The whole listing is to be printed again exactly.

GIVEN RECORDS:
↓

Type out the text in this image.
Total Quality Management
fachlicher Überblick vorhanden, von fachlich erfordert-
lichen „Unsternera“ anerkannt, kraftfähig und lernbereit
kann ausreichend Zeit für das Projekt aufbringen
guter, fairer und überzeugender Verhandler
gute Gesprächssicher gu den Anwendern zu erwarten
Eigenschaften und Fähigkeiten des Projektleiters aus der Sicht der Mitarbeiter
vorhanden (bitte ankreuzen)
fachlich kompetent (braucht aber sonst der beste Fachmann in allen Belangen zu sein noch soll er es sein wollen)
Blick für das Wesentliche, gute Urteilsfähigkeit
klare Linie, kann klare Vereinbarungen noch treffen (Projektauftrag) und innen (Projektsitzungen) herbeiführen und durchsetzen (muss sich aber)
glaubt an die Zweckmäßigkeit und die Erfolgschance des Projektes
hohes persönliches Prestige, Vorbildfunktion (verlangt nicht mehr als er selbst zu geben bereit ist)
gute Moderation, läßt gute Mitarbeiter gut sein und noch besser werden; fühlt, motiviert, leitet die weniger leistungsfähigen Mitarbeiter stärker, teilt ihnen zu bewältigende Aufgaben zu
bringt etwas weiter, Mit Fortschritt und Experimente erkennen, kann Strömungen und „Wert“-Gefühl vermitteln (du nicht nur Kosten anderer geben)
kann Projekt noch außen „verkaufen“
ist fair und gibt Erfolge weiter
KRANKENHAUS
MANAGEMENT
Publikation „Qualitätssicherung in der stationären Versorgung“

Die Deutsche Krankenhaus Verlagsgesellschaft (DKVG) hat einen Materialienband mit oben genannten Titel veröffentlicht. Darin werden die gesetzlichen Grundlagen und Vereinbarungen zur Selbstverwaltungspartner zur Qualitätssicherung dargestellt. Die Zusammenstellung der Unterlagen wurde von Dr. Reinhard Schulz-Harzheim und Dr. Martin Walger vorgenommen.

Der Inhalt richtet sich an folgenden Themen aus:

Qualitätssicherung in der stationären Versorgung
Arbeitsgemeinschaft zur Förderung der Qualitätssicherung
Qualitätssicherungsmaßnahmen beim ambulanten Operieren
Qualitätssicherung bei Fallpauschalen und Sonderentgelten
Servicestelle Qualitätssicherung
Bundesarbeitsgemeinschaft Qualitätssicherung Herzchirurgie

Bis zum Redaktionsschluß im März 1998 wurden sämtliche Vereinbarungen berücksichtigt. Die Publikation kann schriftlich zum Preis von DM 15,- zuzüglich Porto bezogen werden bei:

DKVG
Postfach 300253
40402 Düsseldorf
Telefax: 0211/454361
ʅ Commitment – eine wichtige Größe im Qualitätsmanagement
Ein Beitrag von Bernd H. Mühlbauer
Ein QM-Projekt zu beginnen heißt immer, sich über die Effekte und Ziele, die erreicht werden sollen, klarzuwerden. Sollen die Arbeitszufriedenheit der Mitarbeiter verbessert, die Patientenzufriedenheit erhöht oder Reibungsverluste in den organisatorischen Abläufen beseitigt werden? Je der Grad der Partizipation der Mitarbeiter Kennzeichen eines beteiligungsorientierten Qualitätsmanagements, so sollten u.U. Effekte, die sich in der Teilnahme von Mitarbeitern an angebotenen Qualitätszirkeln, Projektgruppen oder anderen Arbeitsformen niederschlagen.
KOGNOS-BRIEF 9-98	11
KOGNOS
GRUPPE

↑

OUTPUT OF THE TASK:
Type out the text in this image.
Total Quality Management
fachlicher Überblick vorhanden, von fachlich erfordert-
lichen „Unsternera“ anerkannt, kraftfähig und lernbereit
kann ausreichend Zeit für das Projekt aufbringen
guter, fairer und überzeugender Verhandler
gute Gesprächssicher gu den Anwendern zu erwarten
Eigenschaften und Fähigkeiten des Projektleiters aus der Sicht der Mitarbeiter
vorhanden (bitte ankreuzen)
fachlich kompetent (braucht aber sonst der beste Fachmann in allen Belangen zu sein noch soll er es sein wollen)
Blick für das Wesentliche, gute Urteilsfähigkeit
klare Linie, kann klare Vereinbarungen noch treffen (Projektauftrag) und innen (Projektsitzungen) herbeiführen und durchsetzen (muss sich aber)
glaubt an die Zweckmäßigkeit und die Erfolgschance des Projektes
hohes persönliches Prestige, Vorbildfunktion (verlangt nicht mehr als er selbst zu geben bereit ist)
gute Moderation, läßt gute Mitarbeiter gut sein und noch besser werden; fühlt, motiviert, leitet die weniger leistungsfähigen Mitarbeiter stärker, teilt ihnen zu bewältigende Aufgaben zu
bringt etwas weiter, Mit Fortschritt und Experimente erkennen, kann Strömungen und „Wert“-Gefühl vermitteln (du nicht nur Kosten anderer geben)
kann Projekt noch außen „verkaufen“
ist fair und gibt Erfolge weiter
KRANKENHAUS
MANAGEMENT
Publikation „Qualitätssicherung in der stationären Versorgung“

Die Deutsche Krankenhaus Verlagsgesellschaft (DKVG) hat einen Materialienband mit oben genannten Titel veröffentlicht. Darin werden die gesetzlichen Grundlagen und Vereinbarungen zur Selbstverwaltungspartner zur Qualitätssicherung dargestellt. Die Zusammenstellung der Unterlagen wurde von Dr. Reinhard Schulz-Harzheim und Dr. Martin Walger vorgenommen.

Der Inhalt richtet sich an folgenden Themen aus:

Qualitätssicherung in der stationären Versorgung
Arbeitsgemeinschaft zur Förderung der Qualitätssicherung
Qualitätssicherungsmaßnahmen beim ambulanten Operieren
Qualitätssicherung bei Fallpauschalen und Sonderentgelten
Servicestelle Qualitätssicherung
Bundesarbeitsgemeinschaft Qualitätssicherung Herzchirurgie

Bis zum Redaktionsschluß im März 1998 wurden sämtliche Vereinbarungen berücksichtigt. Die Publikation kann schriftlich zum Preis von DM 15,- zuzüglich Porto bezogen werden bei:

DKVG
Postfach 300253
40402 Düsseldorf
Telefax: 0211/454361
ʅ Commitment – eine wichtige Größe im Qualitätsmanagement
Ein Beitrag von Bernd H. Mühlbauer
Ein QM-Projekt zu beginnen heißt immer, sich über die Effekte und Ziele, die erreicht werden sollen, klarzuwerden. Sollen die Arbeitszufriedenheit der Mitarbeiter verbessert, die Patientenzufriedenheit erhöht oder Reibungsverluste in den organisatorischen Abläufen beseitigt werden? Je der Grad der Partizipation der Mitarbeiter Kennzeichen eines beteiligungsorientierten Qualitätsmanagements, so sollten u.U. Effekte, die sich in der Teilnahme von Mitarbeitern an angebotenen Qualitätszirkeln, Projektgruppen oder anderen Arbeitsformen niederschlagen.
KOGNOS-BRIEF 9-98	11
KOGNOS
GRUPPE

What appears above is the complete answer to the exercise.